• **Exercise aim**
Identify and reproduce every line holding the string "Hollywood".

##### Input records

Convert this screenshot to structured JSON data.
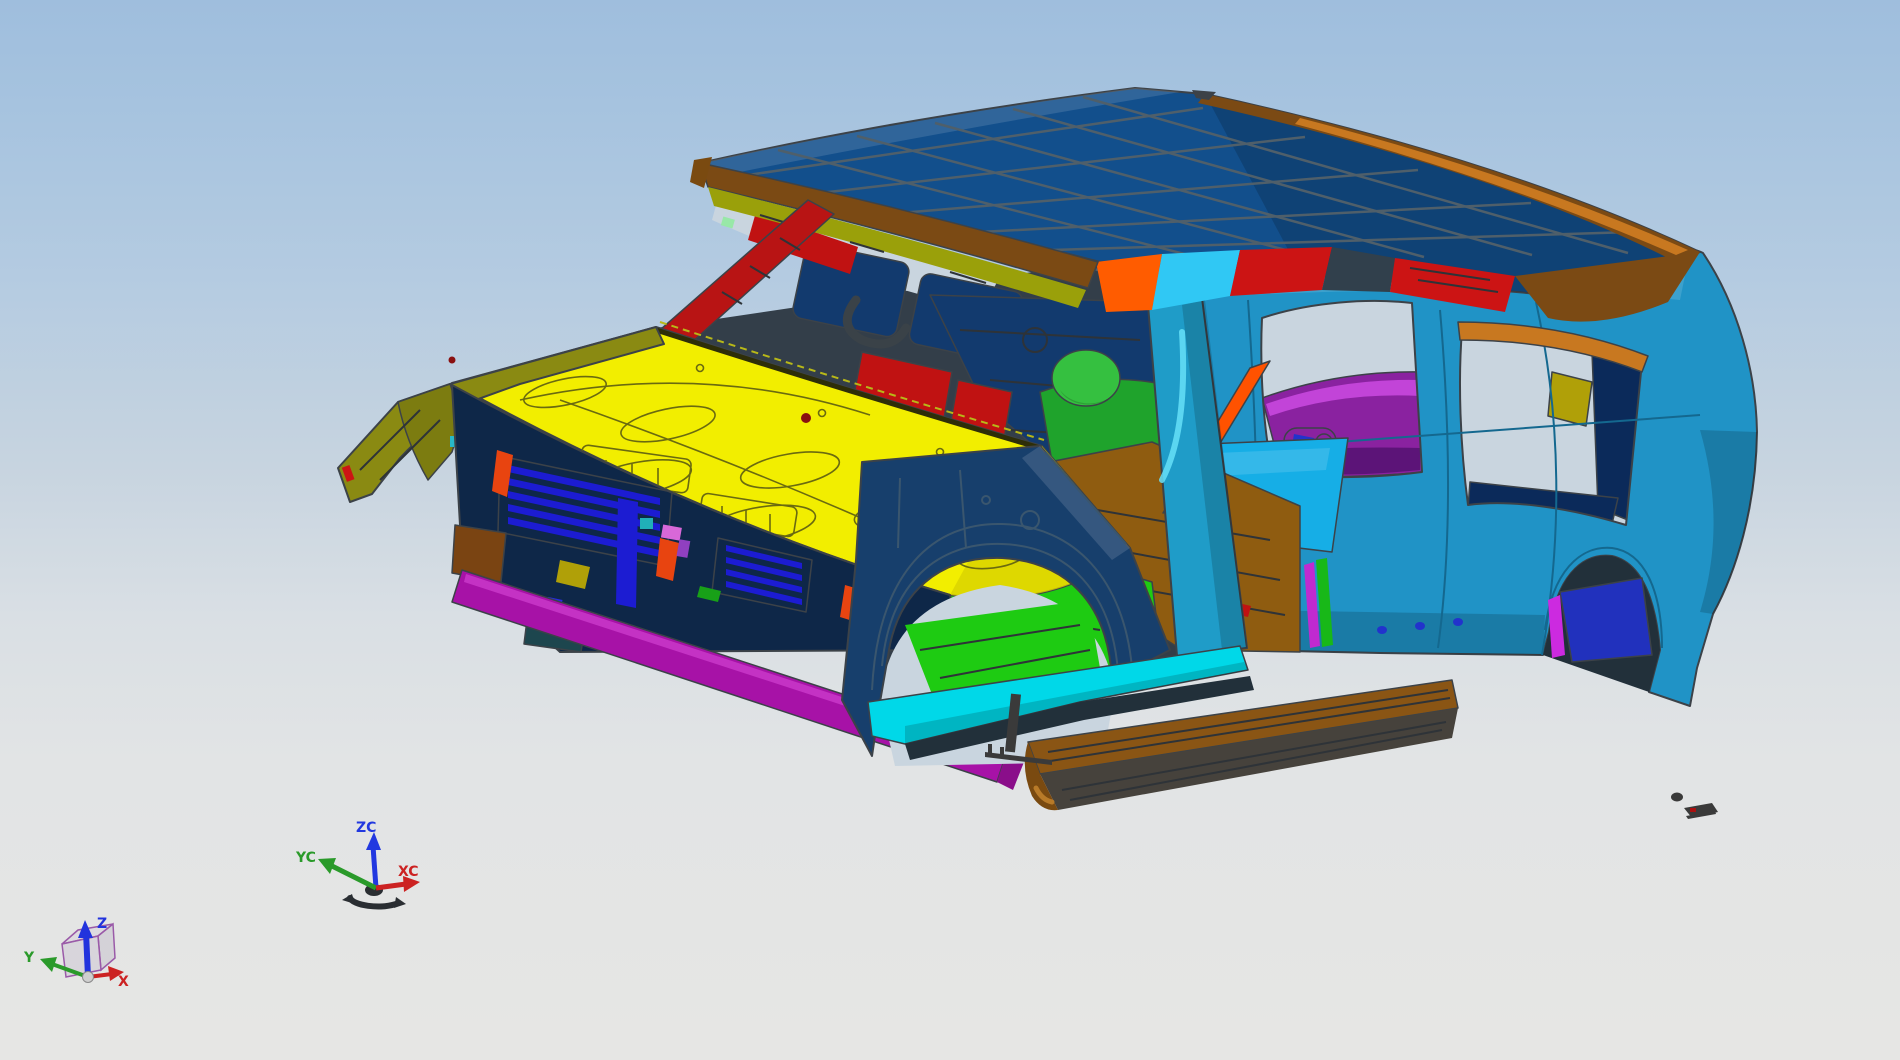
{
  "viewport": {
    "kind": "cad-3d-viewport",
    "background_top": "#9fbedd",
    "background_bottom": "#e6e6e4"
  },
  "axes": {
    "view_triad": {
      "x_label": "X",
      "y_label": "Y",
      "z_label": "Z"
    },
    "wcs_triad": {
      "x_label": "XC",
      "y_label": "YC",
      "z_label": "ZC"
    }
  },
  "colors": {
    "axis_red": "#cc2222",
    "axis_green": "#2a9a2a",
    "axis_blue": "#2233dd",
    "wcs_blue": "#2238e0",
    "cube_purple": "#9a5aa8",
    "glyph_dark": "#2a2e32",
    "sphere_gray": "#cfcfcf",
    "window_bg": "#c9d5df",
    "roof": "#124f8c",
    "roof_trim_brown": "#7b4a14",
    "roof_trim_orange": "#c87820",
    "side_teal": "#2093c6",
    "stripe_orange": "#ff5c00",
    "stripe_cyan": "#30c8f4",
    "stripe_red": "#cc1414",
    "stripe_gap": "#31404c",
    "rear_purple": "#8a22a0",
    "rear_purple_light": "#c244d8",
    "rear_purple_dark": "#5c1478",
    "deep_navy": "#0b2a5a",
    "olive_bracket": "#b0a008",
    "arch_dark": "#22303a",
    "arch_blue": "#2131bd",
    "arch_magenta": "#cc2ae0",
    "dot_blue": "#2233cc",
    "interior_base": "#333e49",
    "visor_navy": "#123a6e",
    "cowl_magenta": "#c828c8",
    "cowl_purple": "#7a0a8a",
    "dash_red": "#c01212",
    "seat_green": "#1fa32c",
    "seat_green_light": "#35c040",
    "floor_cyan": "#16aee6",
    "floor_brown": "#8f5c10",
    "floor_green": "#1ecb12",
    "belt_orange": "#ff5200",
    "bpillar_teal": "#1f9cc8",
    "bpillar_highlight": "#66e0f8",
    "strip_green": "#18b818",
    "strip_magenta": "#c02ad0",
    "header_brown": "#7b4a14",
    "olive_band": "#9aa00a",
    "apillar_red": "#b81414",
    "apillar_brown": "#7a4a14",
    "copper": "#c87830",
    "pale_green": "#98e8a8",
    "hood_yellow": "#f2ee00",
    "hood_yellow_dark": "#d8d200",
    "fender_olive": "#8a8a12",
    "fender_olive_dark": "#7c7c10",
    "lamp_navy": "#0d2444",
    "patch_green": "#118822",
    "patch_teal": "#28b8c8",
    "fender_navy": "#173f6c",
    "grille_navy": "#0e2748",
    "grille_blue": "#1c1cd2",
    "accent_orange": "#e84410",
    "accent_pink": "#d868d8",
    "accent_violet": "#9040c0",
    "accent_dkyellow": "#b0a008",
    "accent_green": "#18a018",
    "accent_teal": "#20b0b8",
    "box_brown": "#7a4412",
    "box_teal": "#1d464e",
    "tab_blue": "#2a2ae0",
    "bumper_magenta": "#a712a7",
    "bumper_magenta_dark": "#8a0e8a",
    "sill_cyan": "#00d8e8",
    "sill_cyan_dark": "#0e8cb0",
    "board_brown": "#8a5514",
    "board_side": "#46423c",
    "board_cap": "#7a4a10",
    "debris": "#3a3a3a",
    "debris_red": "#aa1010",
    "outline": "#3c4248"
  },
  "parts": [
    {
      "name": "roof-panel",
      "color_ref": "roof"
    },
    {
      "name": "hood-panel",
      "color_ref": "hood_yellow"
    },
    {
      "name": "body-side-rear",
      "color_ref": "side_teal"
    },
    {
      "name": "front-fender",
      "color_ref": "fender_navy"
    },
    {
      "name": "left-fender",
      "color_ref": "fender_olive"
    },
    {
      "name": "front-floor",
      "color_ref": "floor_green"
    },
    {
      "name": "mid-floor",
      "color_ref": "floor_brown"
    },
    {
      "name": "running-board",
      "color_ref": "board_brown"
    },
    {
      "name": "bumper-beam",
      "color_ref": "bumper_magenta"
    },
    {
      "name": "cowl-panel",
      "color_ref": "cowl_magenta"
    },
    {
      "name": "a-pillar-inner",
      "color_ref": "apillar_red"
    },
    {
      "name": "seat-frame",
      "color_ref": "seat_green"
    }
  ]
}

##########
##### Input records

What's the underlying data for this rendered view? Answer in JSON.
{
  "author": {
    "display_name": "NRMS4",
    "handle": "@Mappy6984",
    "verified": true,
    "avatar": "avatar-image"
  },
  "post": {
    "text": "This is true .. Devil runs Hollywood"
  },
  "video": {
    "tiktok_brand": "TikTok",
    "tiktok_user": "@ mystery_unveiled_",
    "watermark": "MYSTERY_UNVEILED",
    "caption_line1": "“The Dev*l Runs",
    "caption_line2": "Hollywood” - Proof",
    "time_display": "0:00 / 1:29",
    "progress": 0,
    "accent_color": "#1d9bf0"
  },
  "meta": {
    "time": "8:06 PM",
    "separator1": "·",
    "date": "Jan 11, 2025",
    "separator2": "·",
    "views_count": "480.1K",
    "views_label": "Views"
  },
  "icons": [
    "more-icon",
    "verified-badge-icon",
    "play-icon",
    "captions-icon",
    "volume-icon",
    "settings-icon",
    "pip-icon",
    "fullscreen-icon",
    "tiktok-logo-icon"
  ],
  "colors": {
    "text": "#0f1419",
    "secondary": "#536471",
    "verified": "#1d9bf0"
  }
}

##########

• **Output of the exercise**
    "text": "This is true .. Devil runs Hollywood"
    "caption_line2": "Hollywood” - Proof",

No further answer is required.